Restate the complete material exactly.

* begin DATA EXTRACT *

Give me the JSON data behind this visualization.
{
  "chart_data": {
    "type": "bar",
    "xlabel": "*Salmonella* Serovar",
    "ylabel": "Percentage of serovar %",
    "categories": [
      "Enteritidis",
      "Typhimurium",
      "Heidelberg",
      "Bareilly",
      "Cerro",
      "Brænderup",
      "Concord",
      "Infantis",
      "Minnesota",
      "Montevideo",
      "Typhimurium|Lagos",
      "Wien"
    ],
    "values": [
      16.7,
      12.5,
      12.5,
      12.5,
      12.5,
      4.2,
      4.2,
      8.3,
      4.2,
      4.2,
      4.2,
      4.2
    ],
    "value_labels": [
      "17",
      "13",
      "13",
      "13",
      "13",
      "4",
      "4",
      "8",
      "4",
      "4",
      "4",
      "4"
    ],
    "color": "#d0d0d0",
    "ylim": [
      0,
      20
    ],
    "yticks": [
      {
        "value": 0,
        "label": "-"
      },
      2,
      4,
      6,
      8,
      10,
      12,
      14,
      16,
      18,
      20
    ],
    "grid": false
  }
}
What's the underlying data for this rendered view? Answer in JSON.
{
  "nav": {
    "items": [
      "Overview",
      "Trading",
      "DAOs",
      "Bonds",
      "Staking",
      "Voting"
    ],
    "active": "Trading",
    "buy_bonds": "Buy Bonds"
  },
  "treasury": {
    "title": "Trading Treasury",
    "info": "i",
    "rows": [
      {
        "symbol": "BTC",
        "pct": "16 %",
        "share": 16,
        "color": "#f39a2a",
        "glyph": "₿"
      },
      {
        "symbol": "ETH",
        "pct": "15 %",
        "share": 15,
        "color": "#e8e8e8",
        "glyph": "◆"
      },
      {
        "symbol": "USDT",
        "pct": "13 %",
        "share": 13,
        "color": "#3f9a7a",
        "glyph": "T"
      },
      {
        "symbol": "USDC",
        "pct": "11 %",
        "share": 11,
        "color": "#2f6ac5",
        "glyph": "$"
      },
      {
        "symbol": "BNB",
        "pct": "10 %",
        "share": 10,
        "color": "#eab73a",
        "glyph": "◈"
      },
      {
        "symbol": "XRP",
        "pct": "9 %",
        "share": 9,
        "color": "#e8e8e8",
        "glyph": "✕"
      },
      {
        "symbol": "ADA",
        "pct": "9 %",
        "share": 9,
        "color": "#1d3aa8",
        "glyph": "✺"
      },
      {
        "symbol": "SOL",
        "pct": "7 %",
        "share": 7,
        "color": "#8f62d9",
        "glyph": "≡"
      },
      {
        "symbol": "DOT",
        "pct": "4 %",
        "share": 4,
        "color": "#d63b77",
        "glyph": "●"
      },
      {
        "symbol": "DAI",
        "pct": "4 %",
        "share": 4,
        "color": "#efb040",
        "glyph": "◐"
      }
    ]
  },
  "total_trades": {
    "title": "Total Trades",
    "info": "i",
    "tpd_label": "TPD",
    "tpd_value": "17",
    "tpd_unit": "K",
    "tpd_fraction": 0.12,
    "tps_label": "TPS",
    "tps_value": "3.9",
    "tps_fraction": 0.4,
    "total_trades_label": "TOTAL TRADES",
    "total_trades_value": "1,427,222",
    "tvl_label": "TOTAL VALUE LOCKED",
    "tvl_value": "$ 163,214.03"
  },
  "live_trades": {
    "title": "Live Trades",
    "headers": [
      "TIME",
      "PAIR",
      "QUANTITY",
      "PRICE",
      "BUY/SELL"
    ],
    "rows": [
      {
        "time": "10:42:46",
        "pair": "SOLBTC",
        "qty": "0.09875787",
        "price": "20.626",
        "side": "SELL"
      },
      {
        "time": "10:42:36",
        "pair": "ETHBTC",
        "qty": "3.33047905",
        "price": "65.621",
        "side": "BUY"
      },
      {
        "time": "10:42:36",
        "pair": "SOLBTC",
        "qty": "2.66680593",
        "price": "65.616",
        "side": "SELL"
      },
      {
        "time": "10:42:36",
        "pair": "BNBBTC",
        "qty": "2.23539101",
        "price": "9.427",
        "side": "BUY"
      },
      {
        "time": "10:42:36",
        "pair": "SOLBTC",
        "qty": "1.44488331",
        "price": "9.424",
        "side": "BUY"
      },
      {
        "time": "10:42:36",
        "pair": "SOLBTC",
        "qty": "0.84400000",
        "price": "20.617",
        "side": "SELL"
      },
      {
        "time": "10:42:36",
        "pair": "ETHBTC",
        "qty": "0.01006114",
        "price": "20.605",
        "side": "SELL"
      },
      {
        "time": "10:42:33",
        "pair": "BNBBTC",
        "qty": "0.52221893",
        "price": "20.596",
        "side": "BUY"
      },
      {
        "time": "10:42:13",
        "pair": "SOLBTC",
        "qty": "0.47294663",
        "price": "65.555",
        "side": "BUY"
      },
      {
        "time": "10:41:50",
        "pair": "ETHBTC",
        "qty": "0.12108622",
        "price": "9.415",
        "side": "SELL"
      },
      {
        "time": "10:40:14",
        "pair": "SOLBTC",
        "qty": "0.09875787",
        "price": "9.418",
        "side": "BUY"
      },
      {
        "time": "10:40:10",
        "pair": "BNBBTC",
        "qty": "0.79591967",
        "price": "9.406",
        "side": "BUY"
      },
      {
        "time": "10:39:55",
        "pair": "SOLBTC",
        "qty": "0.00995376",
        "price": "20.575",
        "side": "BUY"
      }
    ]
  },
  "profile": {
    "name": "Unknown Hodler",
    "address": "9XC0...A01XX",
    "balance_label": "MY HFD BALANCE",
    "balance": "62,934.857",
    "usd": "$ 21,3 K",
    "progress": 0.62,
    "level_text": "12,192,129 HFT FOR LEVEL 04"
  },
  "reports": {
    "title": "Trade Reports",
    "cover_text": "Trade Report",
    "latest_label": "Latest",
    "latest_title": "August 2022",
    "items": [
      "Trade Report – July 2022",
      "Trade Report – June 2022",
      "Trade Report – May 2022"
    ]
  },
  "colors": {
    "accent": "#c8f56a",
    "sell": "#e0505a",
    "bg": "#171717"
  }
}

* end DATA EXTRACT *

(EXPECTED ANSWER)
Give me the JSON data behind this visualization.
{
  "chart_data": {
    "type": "bar",
    "xlabel": "*Salmonella* Serovar",
    "ylabel": "Percentage of serovar %",
    "categories": [
      "Enteritidis",
      "Typhimurium",
      "Heidelberg",
      "Bareilly",
      "Cerro",
      "Brænderup",
      "Concord",
      "Infantis",
      "Minnesota",
      "Montevideo",
      "Typhimurium|Lagos",
      "Wien"
    ],
    "values": [
      16.7,
      12.5,
      12.5,
      12.5,
      12.5,
      4.2,
      4.2,
      8.3,
      4.2,
      4.2,
      4.2,
      4.2
    ],
    "value_labels": [
      "17",
      "13",
      "13",
      "13",
      "13",
      "4",
      "4",
      "8",
      "4",
      "4",
      "4",
      "4"
    ],
    "color": "#d0d0d0",
    "ylim": [
      0,
      20
    ],
    "yticks": [
      {
        "value": 0,
        "label": "-"
      },
      2,
      4,
      6,
      8,
      10,
      12,
      14,
      16,
      18,
      20
    ],
    "grid": false
  }
}
What's the underlying data for this rendered view? Answer in JSON.
{
  "nav": {
    "items": [
      "Overview",
      "Trading",
      "DAOs",
      "Bonds",
      "Staking",
      "Voting"
    ],
    "active": "Trading",
    "buy_bonds": "Buy Bonds"
  },
  "treasury": {
    "title": "Trading Treasury",
    "info": "i",
    "rows": [
      {
        "symbol": "BTC",
        "pct": "16 %",
        "share": 16,
        "color": "#f39a2a",
        "glyph": "₿"
      },
      {
        "symbol": "ETH",
        "pct": "15 %",
        "share": 15,
        "color": "#e8e8e8",
        "glyph": "◆"
      },
      {
        "symbol": "USDT",
        "pct": "13 %",
        "share": 13,
        "color": "#3f9a7a",
        "glyph": "T"
      },
      {
        "symbol": "USDC",
        "pct": "11 %",
        "share": 11,
        "color": "#2f6ac5",
        "glyph": "$"
      },
      {
        "symbol": "BNB",
        "pct": "10 %",
        "share": 10,
        "color": "#eab73a",
        "glyph": "◈"
      },
      {
        "symbol": "XRP",
        "pct": "9 %",
        "share": 9,
        "color": "#e8e8e8",
        "glyph": "✕"
      },
      {
        "symbol": "ADA",
        "pct": "9 %",
        "share": 9,
        "color": "#1d3aa8",
        "glyph": "✺"
      },
      {
        "symbol": "SOL",
        "pct": "7 %",
        "share": 7,
        "color": "#8f62d9",
        "glyph": "≡"
      },
      {
        "symbol": "DOT",
        "pct": "4 %",
        "share": 4,
        "color": "#d63b77",
        "glyph": "●"
      },
      {
        "symbol": "DAI",
        "pct": "4 %",
        "share": 4,
        "color": "#efb040",
        "glyph": "◐"
      }
    ]
  },
  "total_trades": {
    "title": "Total Trades",
    "info": "i",
    "tpd_label": "TPD",
    "tpd_value": "17",
    "tpd_unit": "K",
    "tpd_fraction": 0.12,
    "tps_label": "TPS",
    "tps_value": "3.9",
    "tps_fraction": 0.4,
    "total_trades_label": "TOTAL TRADES",
    "total_trades_value": "1,427,222",
    "tvl_label": "TOTAL VALUE LOCKED",
    "tvl_value": "$ 163,214.03"
  },
  "live_trades": {
    "title": "Live Trades",
    "headers": [
      "TIME",
      "PAIR",
      "QUANTITY",
      "PRICE",
      "BUY/SELL"
    ],
    "rows": [
      {
        "time": "10:42:46",
        "pair": "SOLBTC",
        "qty": "0.09875787",
        "price": "20.626",
        "side": "SELL"
      },
      {
        "time": "10:42:36",
        "pair": "ETHBTC",
        "qty": "3.33047905",
        "price": "65.621",
        "side": "BUY"
      },
      {
        "time": "10:42:36",
        "pair": "SOLBTC",
        "qty": "2.66680593",
        "price": "65.616",
        "side": "SELL"
      },
      {
        "time": "10:42:36",
        "pair": "BNBBTC",
        "qty": "2.23539101",
        "price": "9.427",
        "side": "BUY"
      },
      {
        "time": "10:42:36",
        "pair": "SOLBTC",
        "qty": "1.44488331",
        "price": "9.424",
        "side": "BUY"
      },
      {
        "time": "10:42:36",
        "pair": "SOLBTC",
        "qty": "0.84400000",
        "price": "20.617",
        "side": "SELL"
      },
      {
        "time": "10:42:36",
        "pair": "ETHBTC",
        "qty": "0.01006114",
        "price": "20.605",
        "side": "SELL"
      },
      {
        "time": "10:42:33",
        "pair": "BNBBTC",
        "qty": "0.52221893",
        "price": "20.596",
        "side": "BUY"
      },
      {
        "time": "10:42:13",
        "pair": "SOLBTC",
        "qty": "0.47294663",
        "price": "65.555",
        "side": "BUY"
      },
      {
        "time": "10:41:50",
        "pair": "ETHBTC",
        "qty": "0.12108622",
        "price": "9.415",
        "side": "SELL"
      },
      {
        "time": "10:40:14",
        "pair": "SOLBTC",
        "qty": "0.09875787",
        "price": "9.418",
        "side": "BUY"
      },
      {
        "time": "10:40:10",
        "pair": "BNBBTC",
        "qty": "0.79591967",
        "price": "9.406",
        "side": "BUY"
      },
      {
        "time": "10:39:55",
        "pair": "SOLBTC",
        "qty": "0.00995376",
        "price": "20.575",
        "side": "BUY"
      }
    ]
  },
  "profile": {
    "name": "Unknown Hodler",
    "address": "9XC0...A01XX",
    "balance_label": "MY HFD BALANCE",
    "balance": "62,934.857",
    "usd": "$ 21,3 K",
    "progress": 0.62,
    "level_text": "12,192,129 HFT FOR LEVEL 04"
  },
  "reports": {
    "title": "Trade Reports",
    "cover_text": "Trade Report",
    "latest_label": "Latest",
    "latest_title": "August 2022",
    "items": [
      "Trade Report – July 2022",
      "Trade Report – June 2022",
      "Trade Report – May 2022"
    ]
  },
  "colors": {
    "accent": "#c8f56a",
    "sell": "#e0505a",
    "bg": "#171717"
  }
}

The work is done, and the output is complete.